• **Given request**: Copy every line from the records below that holds the word "CashCow".

• **Stored items**:
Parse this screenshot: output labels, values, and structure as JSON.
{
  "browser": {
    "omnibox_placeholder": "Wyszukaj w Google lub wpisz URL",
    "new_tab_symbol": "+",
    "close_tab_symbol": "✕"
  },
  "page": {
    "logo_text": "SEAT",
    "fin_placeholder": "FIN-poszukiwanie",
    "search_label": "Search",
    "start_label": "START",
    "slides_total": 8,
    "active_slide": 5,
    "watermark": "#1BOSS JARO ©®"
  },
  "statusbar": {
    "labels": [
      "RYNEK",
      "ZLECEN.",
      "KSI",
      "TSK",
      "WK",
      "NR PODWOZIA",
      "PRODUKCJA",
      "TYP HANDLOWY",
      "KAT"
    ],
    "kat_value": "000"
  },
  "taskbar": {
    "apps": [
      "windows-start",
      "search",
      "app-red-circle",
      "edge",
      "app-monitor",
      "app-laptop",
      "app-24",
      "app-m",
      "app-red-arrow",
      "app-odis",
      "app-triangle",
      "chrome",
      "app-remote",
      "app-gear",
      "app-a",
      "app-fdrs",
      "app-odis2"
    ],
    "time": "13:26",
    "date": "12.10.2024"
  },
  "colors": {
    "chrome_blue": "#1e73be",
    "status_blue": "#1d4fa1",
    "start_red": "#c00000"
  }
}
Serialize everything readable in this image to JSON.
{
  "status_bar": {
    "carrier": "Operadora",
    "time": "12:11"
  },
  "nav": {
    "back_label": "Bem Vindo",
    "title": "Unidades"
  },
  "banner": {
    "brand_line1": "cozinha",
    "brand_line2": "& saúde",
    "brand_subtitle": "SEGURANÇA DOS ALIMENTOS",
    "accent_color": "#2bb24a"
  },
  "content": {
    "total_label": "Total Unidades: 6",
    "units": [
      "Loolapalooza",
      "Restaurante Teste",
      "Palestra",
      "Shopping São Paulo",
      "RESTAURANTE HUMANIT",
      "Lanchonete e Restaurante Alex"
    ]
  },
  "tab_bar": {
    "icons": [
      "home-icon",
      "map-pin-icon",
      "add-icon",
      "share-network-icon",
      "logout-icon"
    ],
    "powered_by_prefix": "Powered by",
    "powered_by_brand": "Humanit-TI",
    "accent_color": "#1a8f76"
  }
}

* * *

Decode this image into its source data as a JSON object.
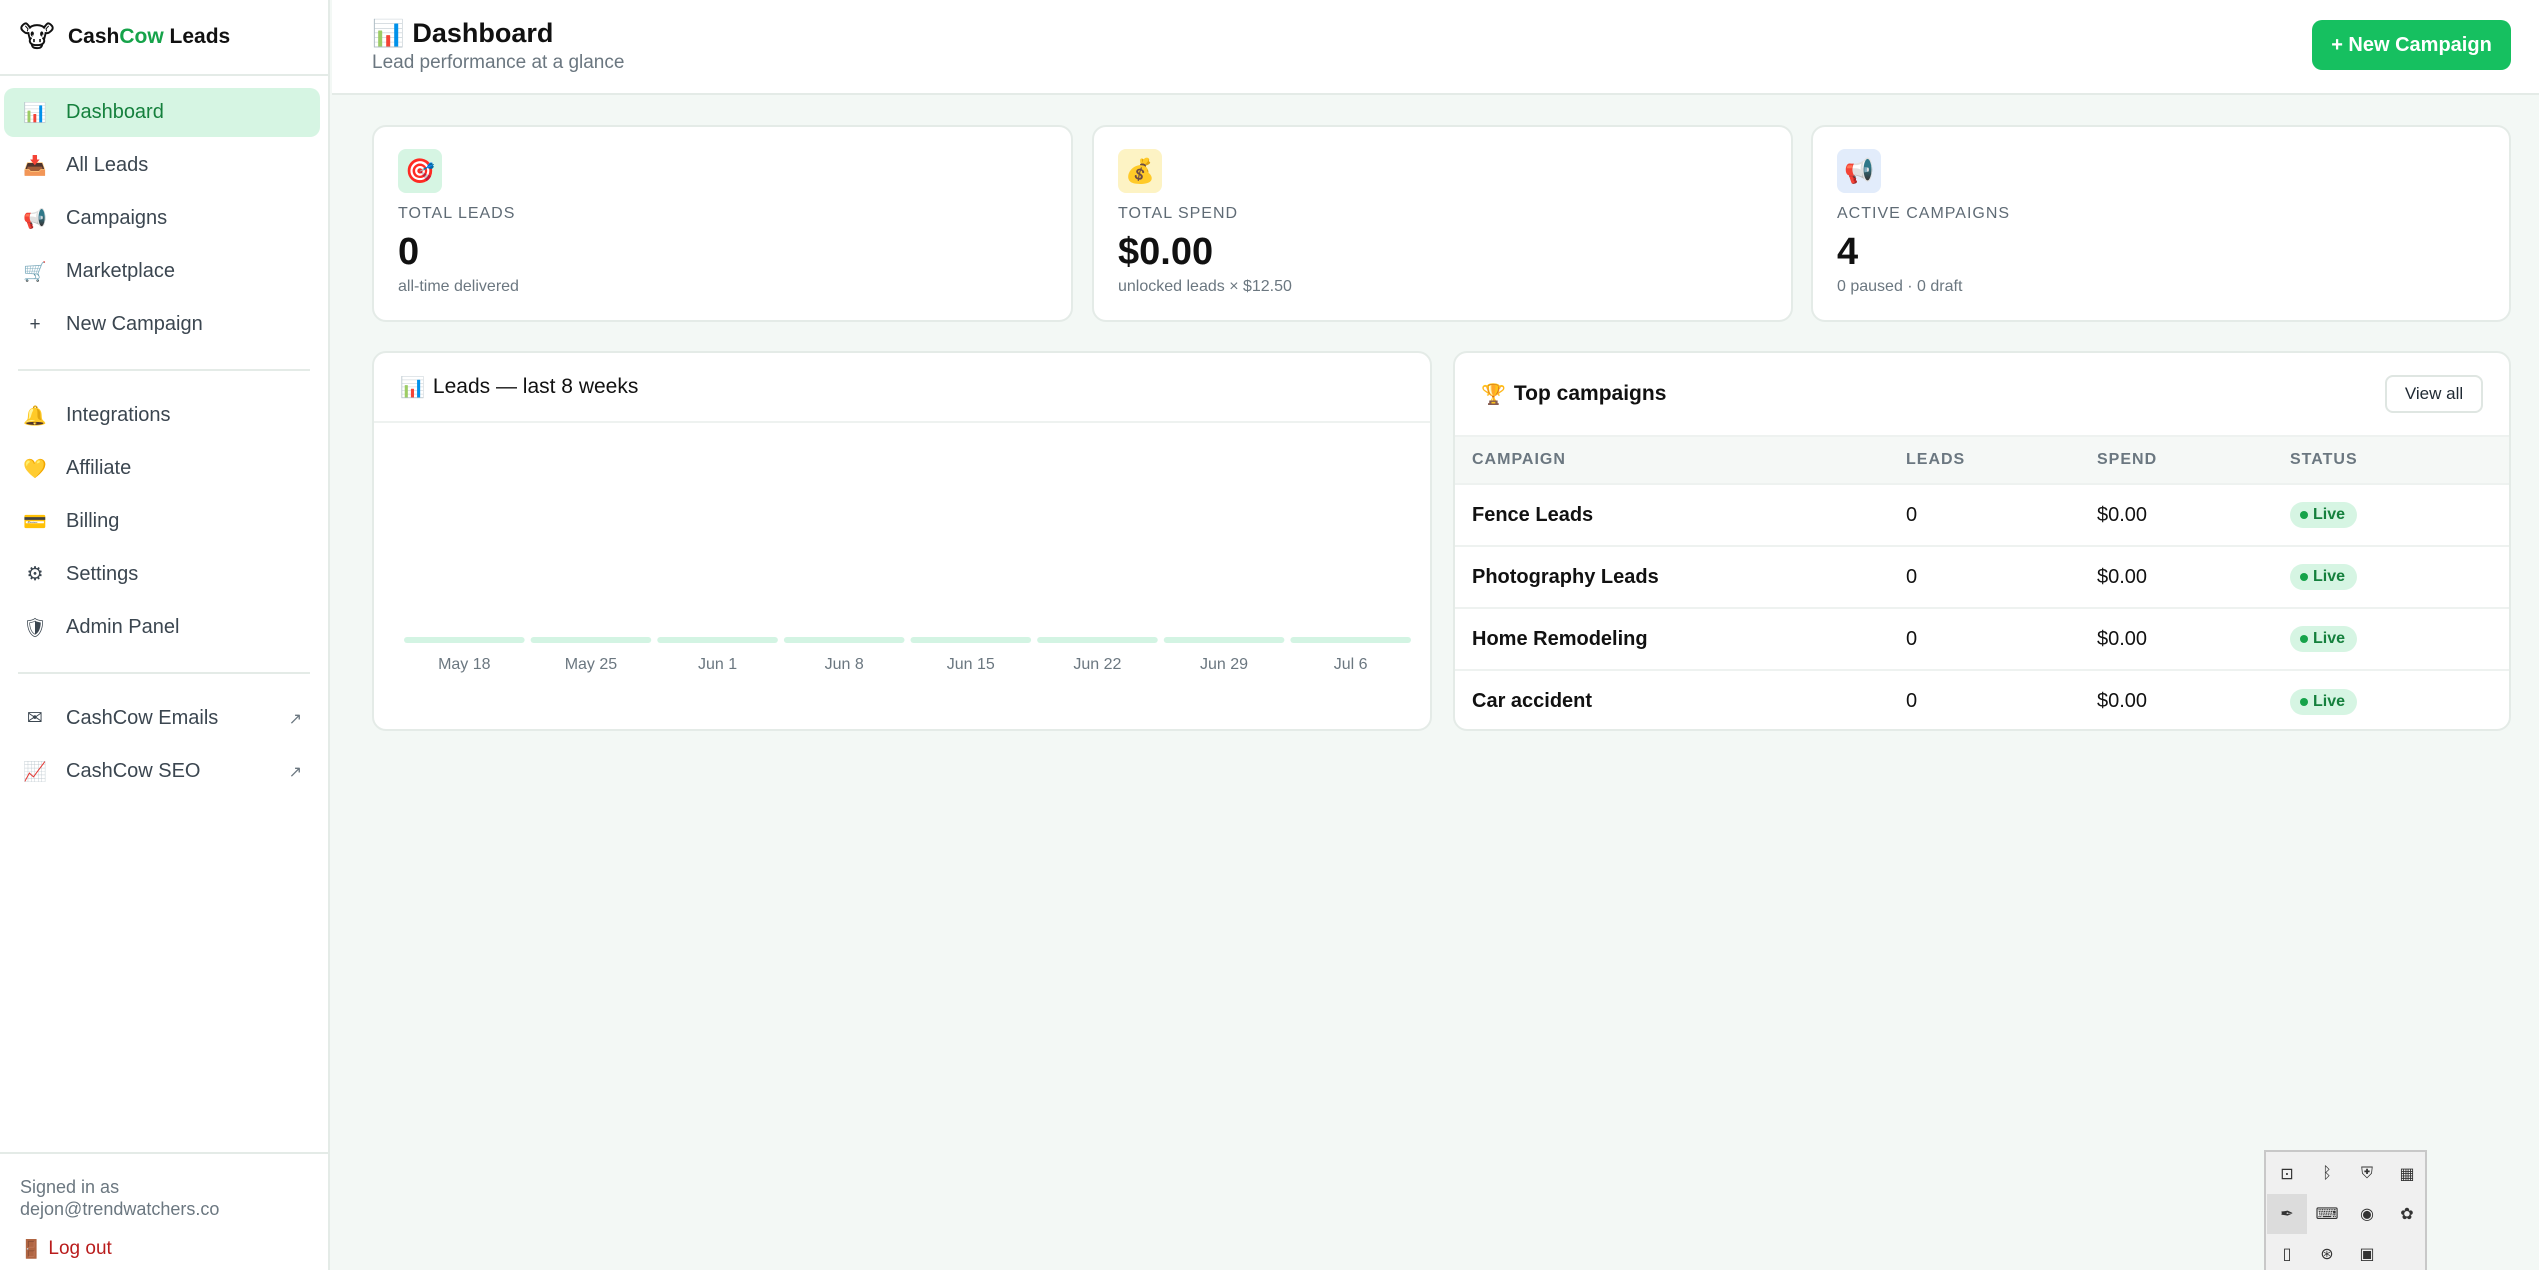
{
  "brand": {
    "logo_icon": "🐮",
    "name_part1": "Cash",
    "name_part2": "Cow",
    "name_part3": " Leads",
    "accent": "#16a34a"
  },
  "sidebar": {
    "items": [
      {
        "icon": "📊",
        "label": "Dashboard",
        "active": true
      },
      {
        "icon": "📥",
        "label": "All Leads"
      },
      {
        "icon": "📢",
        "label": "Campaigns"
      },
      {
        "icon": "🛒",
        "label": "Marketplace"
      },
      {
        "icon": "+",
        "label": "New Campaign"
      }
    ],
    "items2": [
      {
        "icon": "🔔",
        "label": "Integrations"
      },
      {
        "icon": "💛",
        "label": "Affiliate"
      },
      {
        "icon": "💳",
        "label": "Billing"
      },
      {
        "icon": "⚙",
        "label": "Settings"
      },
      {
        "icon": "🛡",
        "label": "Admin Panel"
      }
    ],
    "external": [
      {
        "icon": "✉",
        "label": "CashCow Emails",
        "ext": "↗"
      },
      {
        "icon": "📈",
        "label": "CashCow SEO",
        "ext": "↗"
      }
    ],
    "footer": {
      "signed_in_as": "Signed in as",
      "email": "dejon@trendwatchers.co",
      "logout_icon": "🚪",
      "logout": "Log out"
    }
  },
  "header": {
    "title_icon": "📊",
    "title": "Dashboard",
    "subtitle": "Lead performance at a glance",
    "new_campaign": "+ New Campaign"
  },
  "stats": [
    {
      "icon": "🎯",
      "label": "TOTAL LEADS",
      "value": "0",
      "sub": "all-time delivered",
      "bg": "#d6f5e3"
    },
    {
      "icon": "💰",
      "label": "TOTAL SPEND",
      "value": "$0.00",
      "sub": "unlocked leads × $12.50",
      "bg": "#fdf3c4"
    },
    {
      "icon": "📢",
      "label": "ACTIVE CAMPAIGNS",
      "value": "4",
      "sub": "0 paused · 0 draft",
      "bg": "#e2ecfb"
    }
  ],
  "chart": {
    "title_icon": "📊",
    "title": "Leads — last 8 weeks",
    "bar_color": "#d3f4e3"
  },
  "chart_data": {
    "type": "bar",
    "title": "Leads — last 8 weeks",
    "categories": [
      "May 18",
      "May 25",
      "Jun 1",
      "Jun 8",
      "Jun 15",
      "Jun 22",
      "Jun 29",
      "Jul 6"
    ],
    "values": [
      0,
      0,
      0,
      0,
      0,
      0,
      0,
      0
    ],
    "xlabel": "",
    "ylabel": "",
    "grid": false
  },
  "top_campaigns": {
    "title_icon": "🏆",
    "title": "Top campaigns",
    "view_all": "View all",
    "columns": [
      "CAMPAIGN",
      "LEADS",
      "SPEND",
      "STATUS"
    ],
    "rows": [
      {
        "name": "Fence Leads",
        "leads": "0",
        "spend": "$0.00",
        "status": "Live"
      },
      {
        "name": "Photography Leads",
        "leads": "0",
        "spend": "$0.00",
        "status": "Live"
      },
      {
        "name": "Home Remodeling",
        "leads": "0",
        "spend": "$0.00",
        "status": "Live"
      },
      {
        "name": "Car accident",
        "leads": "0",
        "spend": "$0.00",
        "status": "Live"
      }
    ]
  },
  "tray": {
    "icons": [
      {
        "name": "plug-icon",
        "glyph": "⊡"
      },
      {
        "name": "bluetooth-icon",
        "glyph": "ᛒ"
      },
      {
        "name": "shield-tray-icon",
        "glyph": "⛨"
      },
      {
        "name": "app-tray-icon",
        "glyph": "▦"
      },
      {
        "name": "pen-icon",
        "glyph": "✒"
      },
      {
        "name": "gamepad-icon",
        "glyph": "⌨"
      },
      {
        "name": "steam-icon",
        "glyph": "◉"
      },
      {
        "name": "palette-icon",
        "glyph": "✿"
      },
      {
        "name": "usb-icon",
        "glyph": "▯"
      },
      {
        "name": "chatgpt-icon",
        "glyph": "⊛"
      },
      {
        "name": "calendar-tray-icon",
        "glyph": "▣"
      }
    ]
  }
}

• **Task output**:
        "label": "CashCow Emails",
        "label": "CashCow SEO",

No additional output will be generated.